### [Aim]
Which lines in the records below contain the word "группе"? Copy each of them.

******

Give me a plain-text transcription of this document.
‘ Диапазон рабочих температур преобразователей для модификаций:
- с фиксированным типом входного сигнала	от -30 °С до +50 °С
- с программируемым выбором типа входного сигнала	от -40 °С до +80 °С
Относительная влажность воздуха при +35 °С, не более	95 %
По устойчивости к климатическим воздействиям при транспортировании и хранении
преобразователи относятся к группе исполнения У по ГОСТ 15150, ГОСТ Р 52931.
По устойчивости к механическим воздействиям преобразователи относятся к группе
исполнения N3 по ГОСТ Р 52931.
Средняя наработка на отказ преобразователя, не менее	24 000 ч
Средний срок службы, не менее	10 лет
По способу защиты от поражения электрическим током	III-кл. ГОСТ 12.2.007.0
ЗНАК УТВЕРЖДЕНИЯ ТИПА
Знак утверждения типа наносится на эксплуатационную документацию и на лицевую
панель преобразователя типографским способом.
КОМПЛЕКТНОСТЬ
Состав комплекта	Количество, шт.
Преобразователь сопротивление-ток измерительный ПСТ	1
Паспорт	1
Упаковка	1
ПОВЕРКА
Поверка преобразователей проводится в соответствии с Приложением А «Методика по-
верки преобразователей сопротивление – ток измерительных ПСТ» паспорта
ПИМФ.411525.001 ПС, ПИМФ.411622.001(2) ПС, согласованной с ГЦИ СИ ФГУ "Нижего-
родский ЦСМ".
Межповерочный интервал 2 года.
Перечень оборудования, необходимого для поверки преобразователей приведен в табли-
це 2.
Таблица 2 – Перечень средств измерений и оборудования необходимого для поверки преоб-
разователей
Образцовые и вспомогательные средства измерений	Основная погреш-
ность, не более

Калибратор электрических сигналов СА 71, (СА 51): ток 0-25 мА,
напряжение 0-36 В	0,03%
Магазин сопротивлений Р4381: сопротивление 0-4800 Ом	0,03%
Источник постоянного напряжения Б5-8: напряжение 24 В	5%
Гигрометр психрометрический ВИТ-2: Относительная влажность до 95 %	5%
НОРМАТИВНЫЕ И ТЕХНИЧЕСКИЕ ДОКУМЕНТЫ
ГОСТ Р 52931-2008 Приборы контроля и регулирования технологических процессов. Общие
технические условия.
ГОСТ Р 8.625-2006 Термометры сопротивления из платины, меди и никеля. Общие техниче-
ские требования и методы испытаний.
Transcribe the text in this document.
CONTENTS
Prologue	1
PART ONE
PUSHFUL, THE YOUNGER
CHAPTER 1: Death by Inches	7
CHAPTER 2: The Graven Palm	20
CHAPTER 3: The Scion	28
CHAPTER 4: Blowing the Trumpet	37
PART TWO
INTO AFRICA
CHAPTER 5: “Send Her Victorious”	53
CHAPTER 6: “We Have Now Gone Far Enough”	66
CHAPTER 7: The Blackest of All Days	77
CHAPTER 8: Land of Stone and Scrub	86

******

### [Exercise output]
преобразователи относятся к группе исполнения У по ГОСТ 15150, ГОСТ Р 52931.
По устойчивости к механическим воздействиям преобразователи относятся к группе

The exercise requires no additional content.